It turned out I was wrong. Of the teams I spoke with who are practicing Continuous Delivery, the vast majority were not practicing Continuous Deployment. Let’s explore why that might be.

NOTE: This visual from the wonderful book Accelerate illustrates how engineering practices can drive organizational outcomes in more detail.

Continuous Delivery vs. Continuous Deployment

First up, let’s define some terms. Continuous Delivery is a set of practices built around a central principle: your code is always kept in a deployable state. You should be comfortable with any change that lands on your mainline integration branch being deployed to production. The aim of Continuous Delivery is to make production changes safe and routine. Deploying to prod should be a boring non-event that is performed as often as needed.

Continuous Deployment takes these ideas and pushes them further. Rather than each change on mainline being potentially deployable, each change is automatically deployed, with no human intervention, as soon as it passes automated quality checks. A crazy-sounding idea, but one that many organizations have had success with, for over a decade now.

These two concepts are closely related — Continuous Deployment is a specific application of Continuous Delivery practices — and they are sometimes confused with one another (sharing the same “CD” acronym probably doesn’t help matters). Some people say “Continuous Deployment” when they mean “Continuous Delivery”, and some people think that Continuous Delivery implies Continuous Deployment.

Benefits of Continuous Deployment

Why would a team want to go all the way to Continuous Deployment? One big reason is it encourages small batch sizes. The ability to make frequent, small releases to production is a key benefit of Continuous Delivery, and Continuous Deployment makes this a team’s default way of working.

Continuous Deployment also forces teams to get really serious about automation and taking humans out of the loop. This is a good thing! We want our deployment processes to be repeatable, consistent, and fast — something that machines are much better than humans at.

Costs of Continuous Deployment

It turns out, however, that getting humans out of the way is expensive. Fully automating your test and deployment processes requires a significant investment and one that is ongoing. Beyond test and deploy, there is also a need for sophisticated production monitoring and alerting, since you can no longer rely on an engineer simply keeping an eye on production metrics after they roll out a change.

Continuous Deployment also requires more discipline. While the rapid tempo of production deployments is beneficial, it also demands a new set of engineering practices. You’ll be shipping half-finished features to production which haven’t been fully tested. While this might sound scary, Trunk-based Development techniques such as Feature Flagging make it work, by protecting users from incomplete work while still providing access for internal testing. These techniques come with a learning curve, and add a small additional cost to development.

Get the Benefits of Continuous Deployment Without the Costs

I’ve talked with a lot of teams that are succeeding with Continuous Delivery but haven’t gone all the way to Continuous Deployment. When I ask them why not, they often tell me that it would require a prohibitively expensive level of deployment automation.

However, what I’ve also noticed is that many of these teams are, in fact, reaping most of the benefits of Continuous Deployment that I laid out above. They’re releasing changes to production at least every day, so clearly their batch sizes are small. What’s more, to achieve that frequent tempo these teams have automated most of their testing and deployment, and so are already seeing a lot of the benefits of a fast, consistent process. In fact, most teams are practicing fully-automated Continuous Deployment, but limited to a pre-production environment.

_What is needed_: Continue the piece on Continuous Delivery and Continuous Deployment from its last sentence.

_Given entries_:
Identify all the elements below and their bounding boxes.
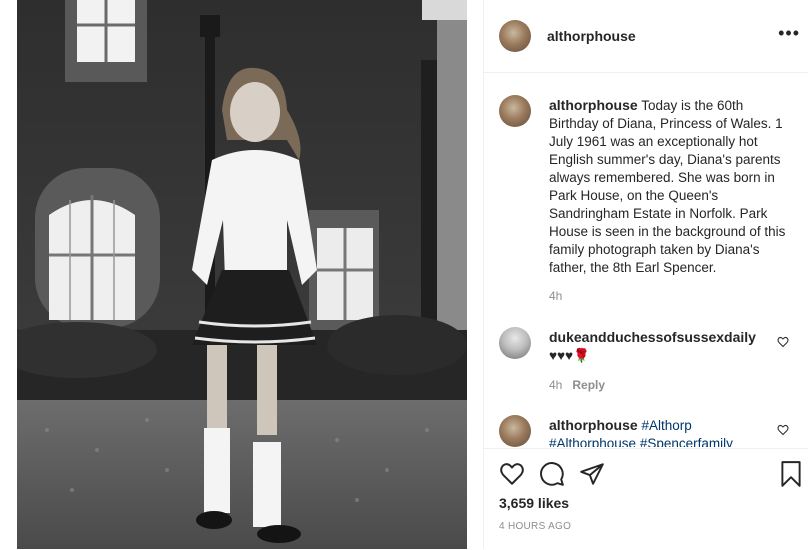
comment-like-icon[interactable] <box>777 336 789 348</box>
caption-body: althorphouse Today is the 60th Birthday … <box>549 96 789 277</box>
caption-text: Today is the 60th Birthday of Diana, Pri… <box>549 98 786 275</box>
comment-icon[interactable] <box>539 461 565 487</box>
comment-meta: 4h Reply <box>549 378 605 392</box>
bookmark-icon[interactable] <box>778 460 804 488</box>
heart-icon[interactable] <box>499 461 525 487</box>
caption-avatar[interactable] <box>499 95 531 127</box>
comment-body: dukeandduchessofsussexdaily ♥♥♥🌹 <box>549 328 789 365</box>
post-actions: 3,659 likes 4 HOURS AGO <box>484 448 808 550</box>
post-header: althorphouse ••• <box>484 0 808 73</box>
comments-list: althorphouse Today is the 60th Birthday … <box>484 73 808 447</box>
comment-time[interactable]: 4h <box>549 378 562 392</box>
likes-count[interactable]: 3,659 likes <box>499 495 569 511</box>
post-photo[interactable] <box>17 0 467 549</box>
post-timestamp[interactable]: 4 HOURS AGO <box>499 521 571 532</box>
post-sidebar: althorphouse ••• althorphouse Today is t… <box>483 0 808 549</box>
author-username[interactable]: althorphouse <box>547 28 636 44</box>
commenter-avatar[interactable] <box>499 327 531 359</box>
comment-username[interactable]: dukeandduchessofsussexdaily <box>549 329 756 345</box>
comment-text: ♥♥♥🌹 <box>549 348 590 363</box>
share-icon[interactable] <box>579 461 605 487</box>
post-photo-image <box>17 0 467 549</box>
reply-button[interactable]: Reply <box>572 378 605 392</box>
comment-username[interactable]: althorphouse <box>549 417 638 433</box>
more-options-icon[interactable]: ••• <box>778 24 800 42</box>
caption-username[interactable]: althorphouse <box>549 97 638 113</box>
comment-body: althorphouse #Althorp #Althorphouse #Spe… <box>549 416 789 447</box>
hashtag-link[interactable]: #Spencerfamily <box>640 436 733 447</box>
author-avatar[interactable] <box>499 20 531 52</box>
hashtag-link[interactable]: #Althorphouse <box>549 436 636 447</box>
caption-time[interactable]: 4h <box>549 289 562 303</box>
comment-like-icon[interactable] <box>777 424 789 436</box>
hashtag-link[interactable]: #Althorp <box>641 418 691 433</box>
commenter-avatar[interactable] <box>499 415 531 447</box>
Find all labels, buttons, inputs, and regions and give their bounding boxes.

---

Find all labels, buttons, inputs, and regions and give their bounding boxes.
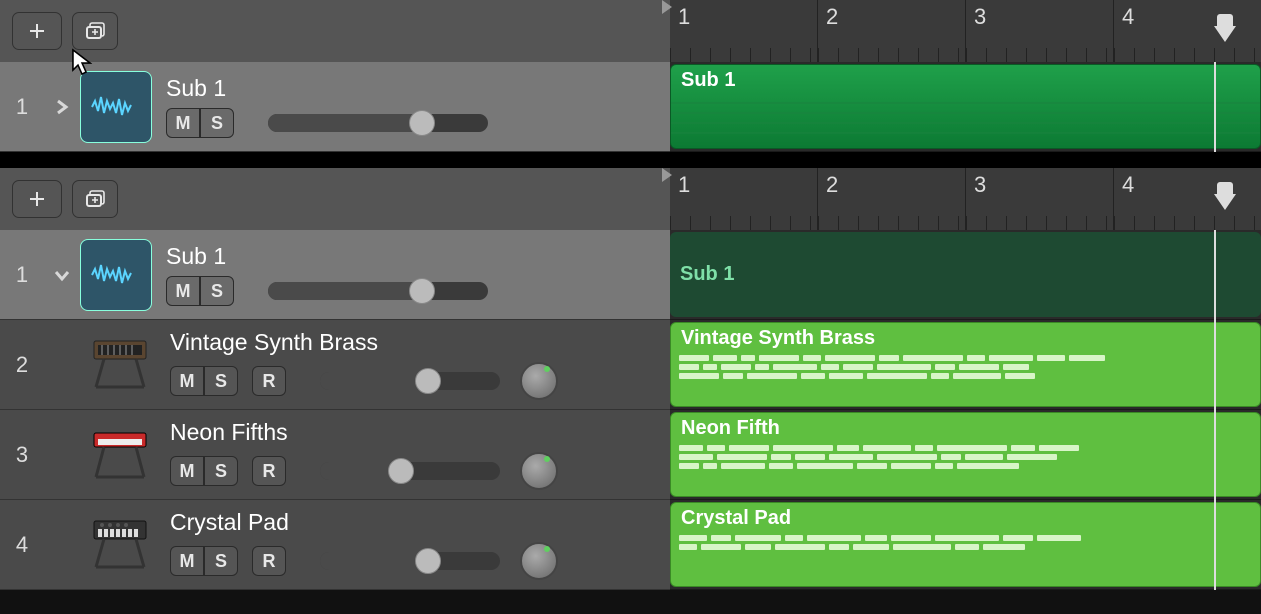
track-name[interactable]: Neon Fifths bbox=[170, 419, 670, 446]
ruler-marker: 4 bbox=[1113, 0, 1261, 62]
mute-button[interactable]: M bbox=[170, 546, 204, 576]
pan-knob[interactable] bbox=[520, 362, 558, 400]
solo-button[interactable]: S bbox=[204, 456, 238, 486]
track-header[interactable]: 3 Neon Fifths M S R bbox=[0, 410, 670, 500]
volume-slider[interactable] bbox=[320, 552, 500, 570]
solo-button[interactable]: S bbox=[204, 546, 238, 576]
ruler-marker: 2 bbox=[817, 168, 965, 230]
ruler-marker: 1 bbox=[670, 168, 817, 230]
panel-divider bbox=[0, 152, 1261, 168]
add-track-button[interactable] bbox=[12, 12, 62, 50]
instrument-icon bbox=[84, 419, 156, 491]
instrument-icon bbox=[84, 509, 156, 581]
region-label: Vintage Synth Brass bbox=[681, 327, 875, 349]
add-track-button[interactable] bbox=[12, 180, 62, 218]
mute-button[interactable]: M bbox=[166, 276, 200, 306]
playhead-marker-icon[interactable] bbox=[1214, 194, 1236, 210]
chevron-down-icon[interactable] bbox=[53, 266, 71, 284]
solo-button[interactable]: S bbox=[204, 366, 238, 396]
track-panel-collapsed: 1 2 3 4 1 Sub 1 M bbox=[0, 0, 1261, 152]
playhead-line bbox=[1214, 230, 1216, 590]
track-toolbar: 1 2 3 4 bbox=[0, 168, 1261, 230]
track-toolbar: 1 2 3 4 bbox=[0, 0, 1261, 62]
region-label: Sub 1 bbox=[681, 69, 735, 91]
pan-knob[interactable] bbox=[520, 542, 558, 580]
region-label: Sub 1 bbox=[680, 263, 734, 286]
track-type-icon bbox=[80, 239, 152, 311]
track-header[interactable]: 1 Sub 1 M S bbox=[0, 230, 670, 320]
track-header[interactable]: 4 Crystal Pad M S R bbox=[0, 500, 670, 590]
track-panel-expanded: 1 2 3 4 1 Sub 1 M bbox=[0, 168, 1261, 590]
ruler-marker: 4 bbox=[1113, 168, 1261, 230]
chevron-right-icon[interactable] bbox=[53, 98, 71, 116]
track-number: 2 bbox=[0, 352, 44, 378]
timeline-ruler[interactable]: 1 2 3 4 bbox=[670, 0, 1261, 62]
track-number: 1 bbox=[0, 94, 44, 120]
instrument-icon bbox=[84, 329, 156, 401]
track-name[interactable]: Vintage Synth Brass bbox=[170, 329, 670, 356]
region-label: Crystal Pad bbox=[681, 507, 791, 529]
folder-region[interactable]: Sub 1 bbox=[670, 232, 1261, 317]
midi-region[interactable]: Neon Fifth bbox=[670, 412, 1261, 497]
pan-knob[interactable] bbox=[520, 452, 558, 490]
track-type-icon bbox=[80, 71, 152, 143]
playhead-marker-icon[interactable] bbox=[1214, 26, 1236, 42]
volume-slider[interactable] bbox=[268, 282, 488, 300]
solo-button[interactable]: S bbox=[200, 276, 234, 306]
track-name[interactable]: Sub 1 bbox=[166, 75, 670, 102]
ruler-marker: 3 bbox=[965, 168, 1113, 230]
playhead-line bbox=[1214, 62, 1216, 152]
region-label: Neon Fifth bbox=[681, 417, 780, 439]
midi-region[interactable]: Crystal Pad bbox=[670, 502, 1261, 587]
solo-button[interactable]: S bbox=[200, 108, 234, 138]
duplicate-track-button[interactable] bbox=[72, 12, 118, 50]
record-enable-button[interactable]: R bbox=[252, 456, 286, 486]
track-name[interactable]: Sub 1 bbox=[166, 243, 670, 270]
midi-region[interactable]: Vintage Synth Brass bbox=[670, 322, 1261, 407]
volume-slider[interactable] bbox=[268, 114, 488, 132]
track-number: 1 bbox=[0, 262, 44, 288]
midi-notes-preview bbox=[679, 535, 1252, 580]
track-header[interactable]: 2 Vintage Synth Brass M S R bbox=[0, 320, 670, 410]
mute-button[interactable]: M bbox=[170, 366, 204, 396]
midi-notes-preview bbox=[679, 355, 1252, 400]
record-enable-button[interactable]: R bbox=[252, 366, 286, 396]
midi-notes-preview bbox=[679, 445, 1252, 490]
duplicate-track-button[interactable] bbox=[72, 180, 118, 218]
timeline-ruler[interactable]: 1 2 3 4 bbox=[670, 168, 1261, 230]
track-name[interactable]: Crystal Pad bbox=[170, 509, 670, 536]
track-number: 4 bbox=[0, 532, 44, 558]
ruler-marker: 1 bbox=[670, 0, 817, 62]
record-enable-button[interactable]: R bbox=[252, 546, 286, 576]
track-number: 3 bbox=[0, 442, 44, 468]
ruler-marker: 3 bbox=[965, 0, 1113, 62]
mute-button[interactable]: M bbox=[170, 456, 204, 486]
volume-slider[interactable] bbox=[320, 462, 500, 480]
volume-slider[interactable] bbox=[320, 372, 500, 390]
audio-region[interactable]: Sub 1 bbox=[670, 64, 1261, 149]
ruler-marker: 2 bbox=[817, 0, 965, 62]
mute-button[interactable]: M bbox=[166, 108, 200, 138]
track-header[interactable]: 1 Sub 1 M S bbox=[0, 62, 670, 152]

_Answer to this task_:
In many cases, the only thing preventing these high-performing teams from claiming the crown of Continuous Deployment is that they haven’t automated the “deploy to prod” button, and haven’t brought their production monitoring and alerting to the sophistication that a totally hands-off deployment process would require.

I would argue that these teams are successfully riding the cost/benefit curve. They’re implementing a lot of the practices that full-on Continuous Deployment would require — and reaping the benefits of these practices — but opting to not implement the expensive “last mile” of automation and production instrumentation which would be required to support a fully-automated deployment process. They’re choosing an appropriate level of automation.

Stick to Your Principles

So, teams that understand the value behind Continuous Delivery principles can get most of that value without paying the full cost of Continuous Deployment. Understanding these principles is key though. When teams take too many shortcuts they can end up discarding the very practices which are providing the value.

To help you avoid this trap, here are some attributes of your delivery process which you should consider non-negotiable if you want to get the value of Continuous Delivery, based on what I’ve seen successful teams doing.

  1. Avoid long-lived feature branches (no more than a few days).
  2. Implement fully-automated Continuous Deployment to a shared staging environment.
  3. Keep that staging environment as close to production as possible.
  4. Avoid release branches. Instead, build a pipeline which promotes artifacts through environments.
  5. Deployment to production should be a “push-button” operation — monitored by a human but fully automated.
  6. Press that button as frequently as you can. Engineers should be deploying their features to production as soon as possible once they’re completed.

Continuous Deployment: A Worthy Goal with Benefits Along the Way

Continuous Deployment is Continuous Delivery turned up to 11, and it’s a great goal to strive for. Teams that invest in making it work see a lot of benefits. However, if you stick with the fundamental principles of Continuous Delivery you can get most of those benefits long before you reach that promised land of fully-automated production deployments.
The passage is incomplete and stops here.